_WHAT IS ASKED_
Transcribe the listing in full, excluding any pictures.

_DATA PROVIDED_
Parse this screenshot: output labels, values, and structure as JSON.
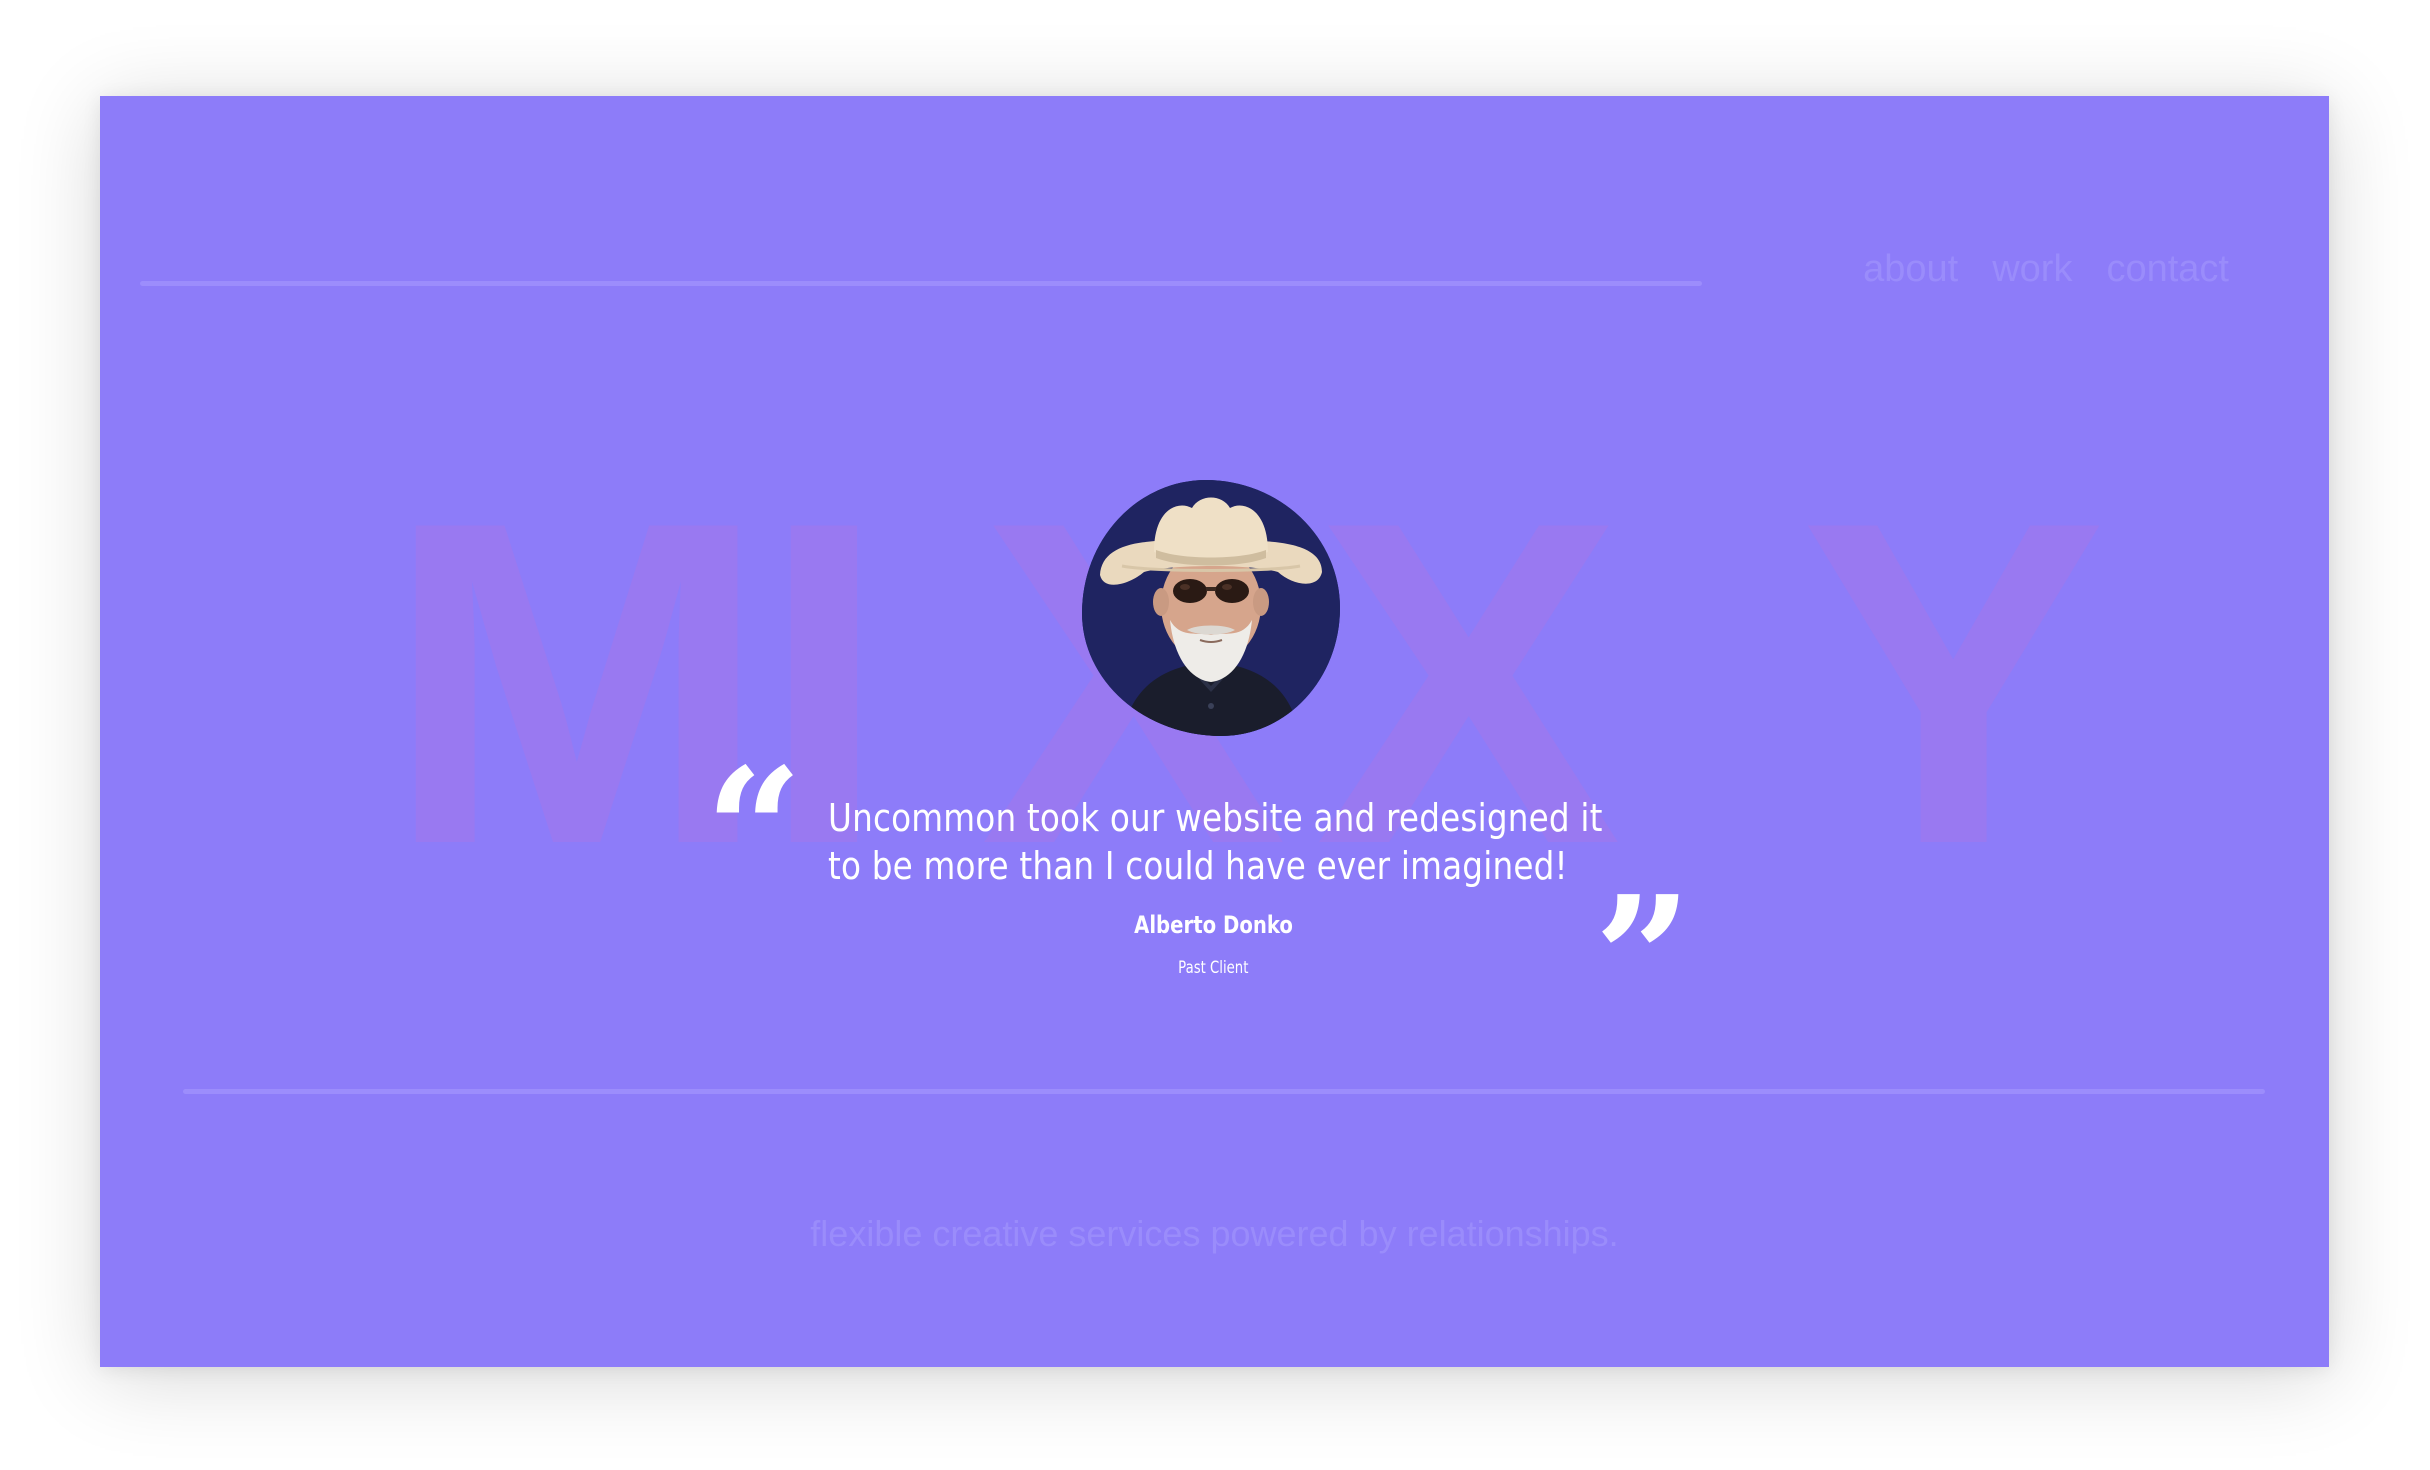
{
  "nav": {
    "items": [
      {
        "label": "about"
      },
      {
        "label": "work"
      },
      {
        "label": "contact"
      }
    ]
  },
  "hero": {
    "background_word": [
      "M",
      "I",
      "X",
      "X",
      "Y"
    ]
  },
  "testimonial": {
    "quote_lines": [
      "Uncommon took our website and redesigned it",
      "to be more than I could have ever imagined!"
    ],
    "open_quote_glyph": "“",
    "close_quote_glyph": "”",
    "author_name": "Alberto Donko",
    "author_role": "Past Client"
  },
  "footer": {
    "tagline": "flexible creative services powered by relationships."
  },
  "colors": {
    "card_background": "#8d7cf9",
    "accent_line": "#9c8dfc",
    "faded_text": "#9a8cfb",
    "background_word": "#9979f1",
    "avatar_background": "#1f2461",
    "foreground_text": "#ffffff"
  }
}
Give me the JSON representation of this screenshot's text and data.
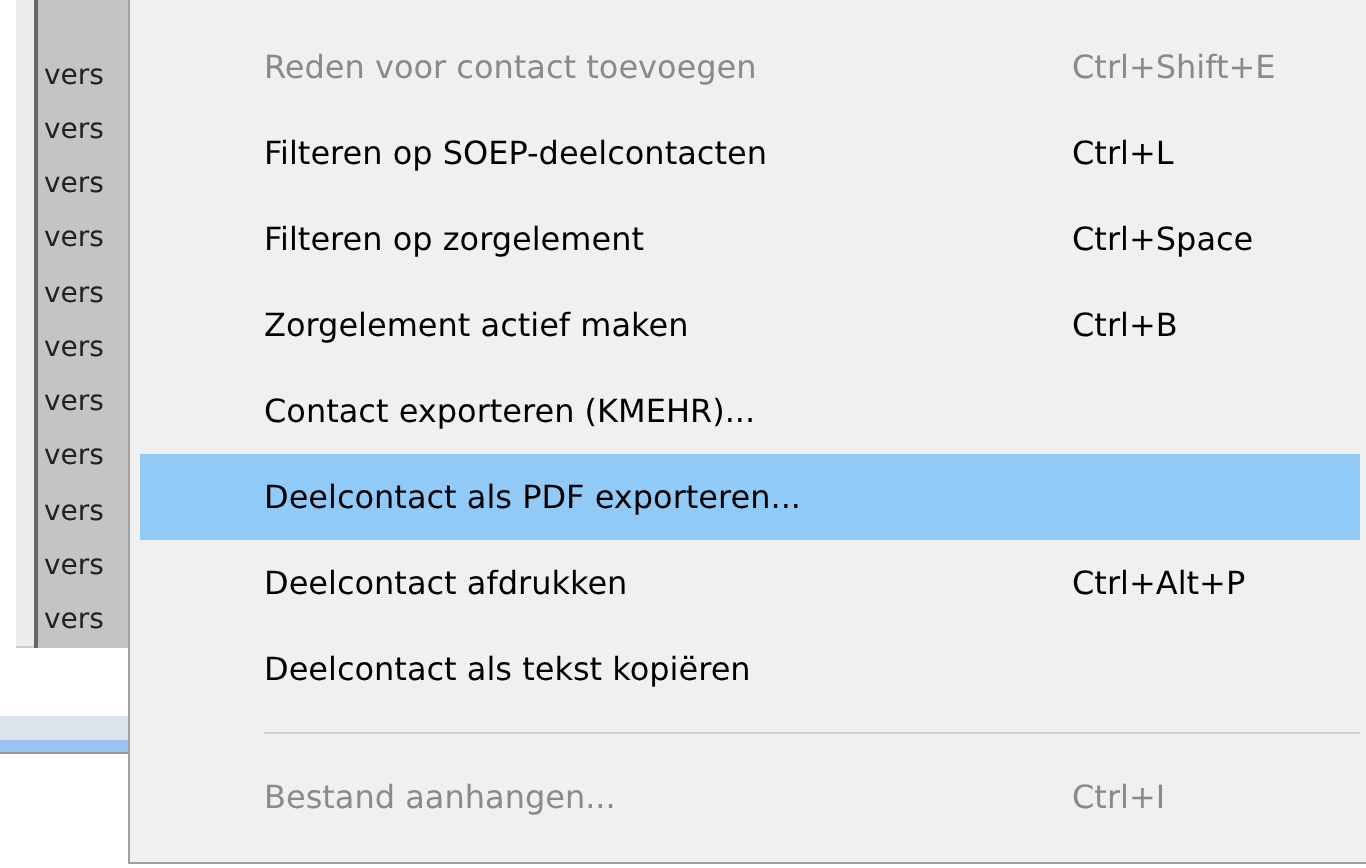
{
  "background_list": {
    "rows": [
      "vers",
      "vers",
      "vers",
      "vers",
      "vers",
      "vers",
      "vers",
      "vers",
      "vers",
      "vers",
      "vers"
    ]
  },
  "context_menu": {
    "items": [
      {
        "kind": "item",
        "label": "Reden voor contact toevoegen",
        "shortcut": "Ctrl+Shift+E",
        "disabled": true,
        "selected": false
      },
      {
        "kind": "item",
        "label": "Filteren op SOEP-deelcontacten",
        "shortcut": "Ctrl+L",
        "disabled": false,
        "selected": false
      },
      {
        "kind": "item",
        "label": "Filteren op zorgelement",
        "shortcut": "Ctrl+Space",
        "disabled": false,
        "selected": false
      },
      {
        "kind": "item",
        "label": "Zorgelement actief maken",
        "shortcut": "Ctrl+B",
        "disabled": false,
        "selected": false
      },
      {
        "kind": "item",
        "label": "Contact exporteren (KMEHR)...",
        "disabled": false,
        "selected": false
      },
      {
        "kind": "item",
        "label": "Deelcontact als PDF exporteren...",
        "disabled": false,
        "selected": true
      },
      {
        "kind": "item",
        "label": "Deelcontact afdrukken",
        "shortcut": "Ctrl+Alt+P",
        "disabled": false,
        "selected": false
      },
      {
        "kind": "item",
        "label": "Deelcontact als tekst kopiëren",
        "disabled": false,
        "selected": false
      },
      {
        "kind": "separator"
      },
      {
        "kind": "item",
        "label": "Bestand aanhangen...",
        "shortcut": "Ctrl+I",
        "disabled": true,
        "selected": false
      }
    ]
  }
}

_THE RESPONSE_
Parse this screenshot: output labels, values, and structure as JSON.
{
  "nav": {
    "items": [
      {
        "label": "about"
      },
      {
        "label": "work"
      },
      {
        "label": "contact"
      }
    ]
  },
  "hero": {
    "background_word": [
      "M",
      "I",
      "X",
      "X",
      "Y"
    ]
  },
  "testimonial": {
    "quote_lines": [
      "Uncommon took our website and redesigned it",
      "to be more than I could have ever imagined!"
    ],
    "open_quote_glyph": "“",
    "close_quote_glyph": "”",
    "author_name": "Alberto Donko",
    "author_role": "Past Client"
  },
  "footer": {
    "tagline": "flexible creative services powered by relationships."
  },
  "colors": {
    "card_background": "#8d7cf9",
    "accent_line": "#9c8dfc",
    "faded_text": "#9a8cfb",
    "background_word": "#9979f1",
    "avatar_background": "#1f2461",
    "foreground_text": "#ffffff"
  }
}
Give me the JSON representation of this screenshot's text and data.
{
  "background_list": {
    "rows": [
      "vers",
      "vers",
      "vers",
      "vers",
      "vers",
      "vers",
      "vers",
      "vers",
      "vers",
      "vers",
      "vers"
    ]
  },
  "context_menu": {
    "items": [
      {
        "kind": "item",
        "label": "Reden voor contact toevoegen",
        "shortcut": "Ctrl+Shift+E",
        "disabled": true,
        "selected": false
      },
      {
        "kind": "item",
        "label": "Filteren op SOEP-deelcontacten",
        "shortcut": "Ctrl+L",
        "disabled": false,
        "selected": false
      },
      {
        "kind": "item",
        "label": "Filteren op zorgelement",
        "shortcut": "Ctrl+Space",
        "disabled": false,
        "selected": false
      },
      {
        "kind": "item",
        "label": "Zorgelement actief maken",
        "shortcut": "Ctrl+B",
        "disabled": false,
        "selected": false
      },
      {
        "kind": "item",
        "label": "Contact exporteren (KMEHR)...",
        "disabled": false,
        "selected": false
      },
      {
        "kind": "item",
        "label": "Deelcontact als PDF exporteren...",
        "disabled": false,
        "selected": true
      },
      {
        "kind": "item",
        "label": "Deelcontact afdrukken",
        "shortcut": "Ctrl+Alt+P",
        "disabled": false,
        "selected": false
      },
      {
        "kind": "item",
        "label": "Deelcontact als tekst kopiëren",
        "disabled": false,
        "selected": false
      },
      {
        "kind": "separator"
      },
      {
        "kind": "item",
        "label": "Bestand aanhangen...",
        "shortcut": "Ctrl+I",
        "disabled": true,
        "selected": false
      }
    ]
  }
}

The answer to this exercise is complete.